* **JOB**: Extract exactly and only the lines of the data below, starting at the line with "Read this page and output its text content." and stopping after the final line.
=======
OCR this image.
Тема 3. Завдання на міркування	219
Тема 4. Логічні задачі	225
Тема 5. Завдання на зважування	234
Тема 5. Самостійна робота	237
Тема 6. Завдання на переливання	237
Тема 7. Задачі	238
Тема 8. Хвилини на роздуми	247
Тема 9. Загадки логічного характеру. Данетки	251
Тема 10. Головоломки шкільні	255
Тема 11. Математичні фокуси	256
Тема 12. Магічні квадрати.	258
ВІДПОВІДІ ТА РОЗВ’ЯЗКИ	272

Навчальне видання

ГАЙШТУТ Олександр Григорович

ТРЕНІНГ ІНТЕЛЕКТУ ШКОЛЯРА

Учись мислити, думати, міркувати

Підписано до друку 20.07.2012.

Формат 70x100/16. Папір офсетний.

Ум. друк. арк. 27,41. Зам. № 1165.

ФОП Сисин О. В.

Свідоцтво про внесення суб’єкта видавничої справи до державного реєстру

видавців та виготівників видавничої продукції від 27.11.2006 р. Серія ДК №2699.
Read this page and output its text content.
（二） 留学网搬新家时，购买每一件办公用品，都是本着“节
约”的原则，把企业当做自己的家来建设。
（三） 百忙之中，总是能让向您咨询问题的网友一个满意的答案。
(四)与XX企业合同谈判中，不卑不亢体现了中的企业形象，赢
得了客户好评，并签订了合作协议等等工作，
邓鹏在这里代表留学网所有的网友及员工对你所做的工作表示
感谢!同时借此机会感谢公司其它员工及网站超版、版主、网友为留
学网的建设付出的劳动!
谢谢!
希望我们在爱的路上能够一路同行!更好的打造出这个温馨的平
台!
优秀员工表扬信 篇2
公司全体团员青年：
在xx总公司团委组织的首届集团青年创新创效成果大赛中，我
=======
* **PROBLEM SOLUTION**:
Read this page and output its text content.
（二） 留学网搬新家时，购买每一件办公用品，都是本着“节
约”的原则，把企业当做自己的家来建设。
（三） 百忙之中，总是能让向您咨询问题的网友一个满意的答案。
(四)与XX企业合同谈判中，不卑不亢体现了中的企业形象，赢
得了客户好评，并签订了合作协议等等工作，
邓鹏在这里代表留学网所有的网友及员工对你所做的工作表示
感谢!同时借此机会感谢公司其它员工及网站超版、版主、网友为留
学网的建设付出的劳动!
谢谢!
希望我们在爱的路上能够一路同行!更好的打造出这个温馨的平
台!
优秀员工表扬信 篇2
公司全体团员青年：
在xx总公司团委组织的首届集团青年创新创效成果大赛中，我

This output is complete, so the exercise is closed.